Document excerpt:
- - - - - - -

What is Extended Reality (XR)?

Akshaya Sanal
IEEE MEC SB
Published in
5 min readMay 14, 2021

“Looking to the future, the next big step will be for the very concept of the ‘device’ to fade away” — Sundar Pichai

Technology is developing faster than we can imagine. The first programmable, electronic, digital computer ENIAC was announced to the public 75 years ago. It weighed approximately 30-ton, occupied 1800sq.ft, and consumed 150kW of electricity. How much would your mobile phone or laptop weigh? A Laptop weighs about 1–2kg and the mobile weighs around 150g. These latest gadgets give us more information in a single click, easy navigations, better networking, and so on.

Just imagine if you get an eyewear that gives you directions to navigate somewhere or a headset that takes you to another world just like a dream or a wearable that replaces the screens of your TV, computer, phone, watches, etc. Yes, it is possible with EXTENDED REALITY that creates a Technologically -Supplemented reality.

Extended Reality (XR)

Extended Reality — Future of Technology

Extended Reality (XR) is an umbrella term that describes all those technologies which merge the physical and virtual world. The major technologies include Augmented Reality (AR), Virtual Reality (VR), and Mixed Reality (MR). These technologies extend our reality, the real world we experience either by blending some virtual elements into it or by creating a fully immersive experience. It is rapidly making its way into different industries and supplementing human reality in unimaginable ways.

- - - - - - -

Provided material:
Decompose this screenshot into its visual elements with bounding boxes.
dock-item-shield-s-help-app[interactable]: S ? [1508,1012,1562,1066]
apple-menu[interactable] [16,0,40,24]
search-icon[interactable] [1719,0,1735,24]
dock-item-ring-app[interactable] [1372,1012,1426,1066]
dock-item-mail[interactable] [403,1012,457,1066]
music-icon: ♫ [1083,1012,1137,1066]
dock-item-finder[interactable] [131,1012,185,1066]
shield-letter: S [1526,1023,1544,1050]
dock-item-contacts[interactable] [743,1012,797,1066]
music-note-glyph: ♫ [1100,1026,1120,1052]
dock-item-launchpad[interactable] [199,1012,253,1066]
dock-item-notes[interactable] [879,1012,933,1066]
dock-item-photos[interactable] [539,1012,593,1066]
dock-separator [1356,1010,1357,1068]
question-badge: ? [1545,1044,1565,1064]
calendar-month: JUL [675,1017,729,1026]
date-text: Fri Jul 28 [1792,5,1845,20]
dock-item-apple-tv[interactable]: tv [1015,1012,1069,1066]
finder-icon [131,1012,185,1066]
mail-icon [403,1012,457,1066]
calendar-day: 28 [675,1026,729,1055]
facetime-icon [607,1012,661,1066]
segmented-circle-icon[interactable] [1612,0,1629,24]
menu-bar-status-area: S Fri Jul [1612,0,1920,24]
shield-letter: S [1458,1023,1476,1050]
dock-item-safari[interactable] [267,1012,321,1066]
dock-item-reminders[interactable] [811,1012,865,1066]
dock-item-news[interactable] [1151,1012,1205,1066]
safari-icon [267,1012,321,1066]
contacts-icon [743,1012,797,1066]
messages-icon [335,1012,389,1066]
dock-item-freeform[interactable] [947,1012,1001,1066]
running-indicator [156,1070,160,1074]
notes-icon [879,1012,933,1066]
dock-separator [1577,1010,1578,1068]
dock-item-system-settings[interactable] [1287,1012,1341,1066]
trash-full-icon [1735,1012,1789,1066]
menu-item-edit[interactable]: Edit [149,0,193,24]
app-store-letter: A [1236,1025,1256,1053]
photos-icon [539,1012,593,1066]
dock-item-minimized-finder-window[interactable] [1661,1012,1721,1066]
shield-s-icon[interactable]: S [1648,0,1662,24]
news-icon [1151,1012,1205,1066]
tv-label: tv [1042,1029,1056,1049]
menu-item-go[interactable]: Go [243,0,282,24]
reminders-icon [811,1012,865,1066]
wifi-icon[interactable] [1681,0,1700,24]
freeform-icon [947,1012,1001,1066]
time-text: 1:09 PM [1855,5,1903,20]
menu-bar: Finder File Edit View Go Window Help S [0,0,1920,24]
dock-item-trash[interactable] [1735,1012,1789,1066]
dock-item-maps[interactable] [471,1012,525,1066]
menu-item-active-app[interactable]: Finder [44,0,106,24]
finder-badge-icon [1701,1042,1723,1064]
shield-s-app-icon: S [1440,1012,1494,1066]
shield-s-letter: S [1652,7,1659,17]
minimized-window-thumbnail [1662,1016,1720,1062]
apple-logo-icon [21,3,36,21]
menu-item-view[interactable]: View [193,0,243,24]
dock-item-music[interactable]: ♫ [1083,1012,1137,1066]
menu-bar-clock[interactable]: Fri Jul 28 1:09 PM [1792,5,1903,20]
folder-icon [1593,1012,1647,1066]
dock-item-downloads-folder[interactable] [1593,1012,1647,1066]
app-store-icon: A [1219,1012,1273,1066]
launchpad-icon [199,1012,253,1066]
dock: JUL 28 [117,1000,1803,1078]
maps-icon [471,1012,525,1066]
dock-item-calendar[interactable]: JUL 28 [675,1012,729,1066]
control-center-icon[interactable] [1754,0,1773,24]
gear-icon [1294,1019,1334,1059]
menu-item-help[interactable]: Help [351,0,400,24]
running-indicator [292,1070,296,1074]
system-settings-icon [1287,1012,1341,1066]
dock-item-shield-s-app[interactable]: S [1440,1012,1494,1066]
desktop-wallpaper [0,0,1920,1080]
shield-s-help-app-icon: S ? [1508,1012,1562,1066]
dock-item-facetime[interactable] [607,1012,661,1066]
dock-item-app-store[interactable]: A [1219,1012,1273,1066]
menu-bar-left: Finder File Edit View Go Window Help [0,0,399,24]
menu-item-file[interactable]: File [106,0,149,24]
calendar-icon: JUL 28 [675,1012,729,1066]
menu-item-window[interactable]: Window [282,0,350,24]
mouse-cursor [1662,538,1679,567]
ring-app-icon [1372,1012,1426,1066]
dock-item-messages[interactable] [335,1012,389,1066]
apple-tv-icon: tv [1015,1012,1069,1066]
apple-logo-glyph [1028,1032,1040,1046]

- - - - - - -

Problem requirements:
Please write the next part of the extended reality article, picking up after its final sentence. The listing is separate material, unrelated to the extended reality article.

Exercise result:
AUGMENTED REALITY (AR)

Augmented Reality is the most common and simplest XR technology in which some virtual information or objects like Computer-generated (CG) images, text, animation, etc. are added to the real world surrounding and can be accessed by an AR screen or a smartphone. Hence, Augmented Reality exists in every environment that has a camera to click the environment and a processor that can sense and simulate the virtual object.

Have you played Pokémon GO? It is a smartphone game in which we can virtually place characters in our real environment, this is done by AR. The Snapchat filters, L’Oréal Makeup App, Disney’s colouring book, Google pixel’s Star War, etc. are some of the examples using AR.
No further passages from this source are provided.